**INSTRUCTION**
Arrange every line of the items below as a Markdown table with the columns "Row" and "Entry text," numbering the rows and omitting blank lines. Leave the pictures out of the table.

Labeled region entries
────────────────

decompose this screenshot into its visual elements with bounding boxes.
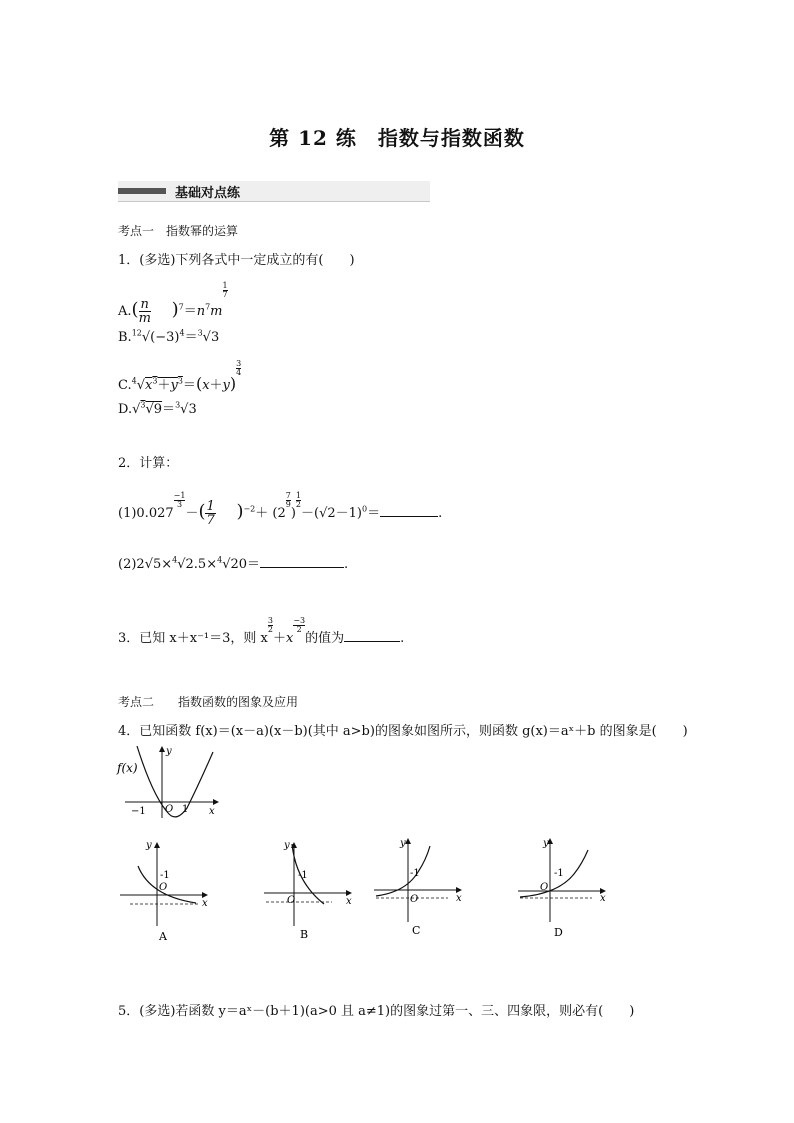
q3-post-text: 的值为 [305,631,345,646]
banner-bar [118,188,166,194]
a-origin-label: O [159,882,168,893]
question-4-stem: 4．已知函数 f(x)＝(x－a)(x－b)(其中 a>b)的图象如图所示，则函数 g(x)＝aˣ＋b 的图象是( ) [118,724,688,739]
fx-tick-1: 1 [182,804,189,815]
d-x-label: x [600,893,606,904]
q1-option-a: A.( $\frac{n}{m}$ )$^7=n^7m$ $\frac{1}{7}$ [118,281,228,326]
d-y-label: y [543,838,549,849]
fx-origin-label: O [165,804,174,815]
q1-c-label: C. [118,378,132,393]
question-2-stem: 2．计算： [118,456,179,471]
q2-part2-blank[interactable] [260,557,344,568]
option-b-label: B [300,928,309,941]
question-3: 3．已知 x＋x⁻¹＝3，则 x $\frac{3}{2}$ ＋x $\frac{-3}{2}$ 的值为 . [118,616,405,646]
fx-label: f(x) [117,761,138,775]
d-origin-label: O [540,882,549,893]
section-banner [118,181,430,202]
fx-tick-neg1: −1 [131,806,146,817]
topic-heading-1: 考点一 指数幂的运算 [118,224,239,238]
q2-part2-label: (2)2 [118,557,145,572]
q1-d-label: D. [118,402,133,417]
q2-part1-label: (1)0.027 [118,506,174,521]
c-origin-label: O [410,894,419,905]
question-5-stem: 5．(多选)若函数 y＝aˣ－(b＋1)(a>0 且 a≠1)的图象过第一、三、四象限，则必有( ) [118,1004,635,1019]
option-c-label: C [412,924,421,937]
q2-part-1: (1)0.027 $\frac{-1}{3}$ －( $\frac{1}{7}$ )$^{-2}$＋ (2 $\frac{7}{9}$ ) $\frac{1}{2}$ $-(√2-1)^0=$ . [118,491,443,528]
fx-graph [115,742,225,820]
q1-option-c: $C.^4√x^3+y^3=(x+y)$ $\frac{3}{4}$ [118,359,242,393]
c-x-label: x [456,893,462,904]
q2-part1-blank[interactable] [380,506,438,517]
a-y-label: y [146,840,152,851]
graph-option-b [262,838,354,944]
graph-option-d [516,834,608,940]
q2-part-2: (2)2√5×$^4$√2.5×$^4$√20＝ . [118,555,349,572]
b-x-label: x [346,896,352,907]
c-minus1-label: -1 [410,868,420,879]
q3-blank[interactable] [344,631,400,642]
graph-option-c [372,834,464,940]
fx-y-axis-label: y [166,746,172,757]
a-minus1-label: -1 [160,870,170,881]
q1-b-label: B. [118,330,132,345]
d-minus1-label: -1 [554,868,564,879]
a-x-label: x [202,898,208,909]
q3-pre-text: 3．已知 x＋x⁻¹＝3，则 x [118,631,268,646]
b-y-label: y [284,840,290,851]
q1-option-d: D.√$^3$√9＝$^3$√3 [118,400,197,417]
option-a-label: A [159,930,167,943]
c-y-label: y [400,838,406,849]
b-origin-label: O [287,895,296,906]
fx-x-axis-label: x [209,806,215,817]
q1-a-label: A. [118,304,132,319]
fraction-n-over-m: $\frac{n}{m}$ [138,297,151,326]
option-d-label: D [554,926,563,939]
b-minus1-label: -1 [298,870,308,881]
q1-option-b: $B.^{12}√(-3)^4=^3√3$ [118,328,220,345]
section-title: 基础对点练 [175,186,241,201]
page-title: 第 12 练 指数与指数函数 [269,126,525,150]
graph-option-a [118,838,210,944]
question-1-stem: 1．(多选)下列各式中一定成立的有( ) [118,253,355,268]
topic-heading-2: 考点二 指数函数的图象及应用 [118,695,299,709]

────────────────

**WRITTEN RESPONSE**
| Row | Entry text |
|---|---|
| 1 | decompose this screenshot into its visual elements with bounding boxes. |
| 2 | q3-post-text: 的值为 [305,631,345,646] |
| 3 | banner-bar [118,188,166,194] |
| 4 | a-origin-label: O [159,882,168,893] |
| 5 | question-4-stem: 4．已知函数 f(x)＝(x－a)(x－b)(其中 a>b)的图象如图所示，则函数 g(x)＝aˣ＋b 的图象是( ) [118,724,688,739] |
| 6 | fx-tick-1: 1 [182,804,189,815] |
| 7 | d-x-label: x [600,893,606,904] |
| 8 | q1-option-a: A.( $\frac{n}{m}$ )$^7=n^7m$ $\frac{1}{7}$ [118,281,228,326] |
| 9 | d-y-label: y [543,838,549,849] |
| 10 | fx-origin-label: O [165,804,174,815] |
| 11 | q1-c-label: C. [118,378,132,393] |
| 12 | question-2-stem: 2．计算： [118,456,179,471] |
| 13 | q2-part2-blank[interactable] [260,557,344,568] |
| 14 | option-b-label: B [300,928,309,941] |
| 15 | question-3: 3．已知 x＋x⁻¹＝3，则 x $\frac{3}{2}$ ＋x $\frac{-3}{2}$ 的值为 . [118,616,405,646] |
| 16 | fx-label: f(x) [117,761,138,775] |
| 17 | d-origin-label: O [540,882,549,893] |
| 18 | section-banner [118,181,430,202] |
| 19 | fx-tick-neg1: −1 [131,806,146,817] |
| 20 | topic-heading-1: 考点一 指数幂的运算 [118,224,239,238] |
| 21 | q2-part2-label: (2)2 [118,557,145,572] |
| 22 | q1-d-label: D. [118,402,133,417] |
| 23 | q2-part1-label: (1)0.027 [118,506,174,521] |
| 24 | c-origin-label: O [410,894,419,905] |
| 25 | question-5-stem: 5．(多选)若函数 y＝aˣ－(b＋1)(a>0 且 a≠1)的图象过第一、三、四象限，则必有( ) [118,1004,635,1019] |
| 26 | option-c-label: C [412,924,421,937] |
| 27 | q2-part-1: (1)0.027 $\frac{-1}{3}$ －( $\frac{1}{7}$ )$^{-2}$＋ (2 $\frac{7}{9}$ ) $\frac{1}{2}$ $-(√2-1)^0=$ . [118,491,443,528] |
| 28 | fx-graph [115,742,225,820] |
| 29 | q1-option-c: $C.^4√x^3+y^3=(x+y)$ $\frac{3}{4}$ [118,359,242,393] |
| 30 | c-x-label: x [456,893,462,904] |
| 31 | q2-part1-blank[interactable] [380,506,438,517] |
| 32 | a-y-label: y [146,840,152,851] |
| 33 | graph-option-b [262,838,354,944] |
| 34 | graph-option-d [516,834,608,940] |
| 35 | q2-part-2: (2)2√5×$^4$√2.5×$^4$√20＝ . [118,555,349,572] |
| 36 | b-x-label: x [346,896,352,907] |
| 37 | c-minus1-label: -1 [410,868,420,879] |
| 38 | q3-blank[interactable] [344,631,400,642] |
| 39 | graph-option-c [372,834,464,940] |
| 40 | fx-y-axis-label: y [166,746,172,757] |
| 41 | a-minus1-label: -1 [160,870,170,881] |
| 42 | q1-b-label: B. [118,330,132,345] |
| 43 | d-minus1-label: -1 [554,868,564,879] |
| 44 | a-x-label: x [202,898,208,909] |
| 45 | q3-pre-text: 3．已知 x＋x⁻¹＝3，则 x [118,631,268,646] |
| 46 | b-y-label: y [284,840,290,851] |
| 47 | q1-option-d: D.√$^3$√9＝$^3$√3 [118,400,197,417] |
| 48 | option-a-label: A [159,930,167,943] |
| 49 | c-y-label: y [400,838,406,849] |
| 50 | b-origin-label: O [287,895,296,906] |
| 51 | fx-x-axis-label: x [209,806,215,817] |
| 52 | q1-a-label: A. [118,304,132,319] |
| 53 | fraction-n-over-m: $\frac{n}{m}$ [138,297,151,326] |
| 54 | option-d-label: D [554,926,563,939] |
| 55 | b-minus1-label: -1 [298,870,308,881] |
| 56 | q1-option-b: $B.^{12}√(-3)^4=^3√3$ [118,328,220,345] |
| 57 | section-title: 基础对点练 [175,186,241,201] |
| 58 | page-title: 第 12 练 指数与指数函数 [269,126,525,150] |
| 59 | graph-option-a [118,838,210,944] |
| 60 | question-1-stem: 1．(多选)下列各式中一定成立的有( ) [118,253,355,268] |
| 61 | topic-heading-2: 考点二 指数函数的图象及应用 [118,695,299,709] |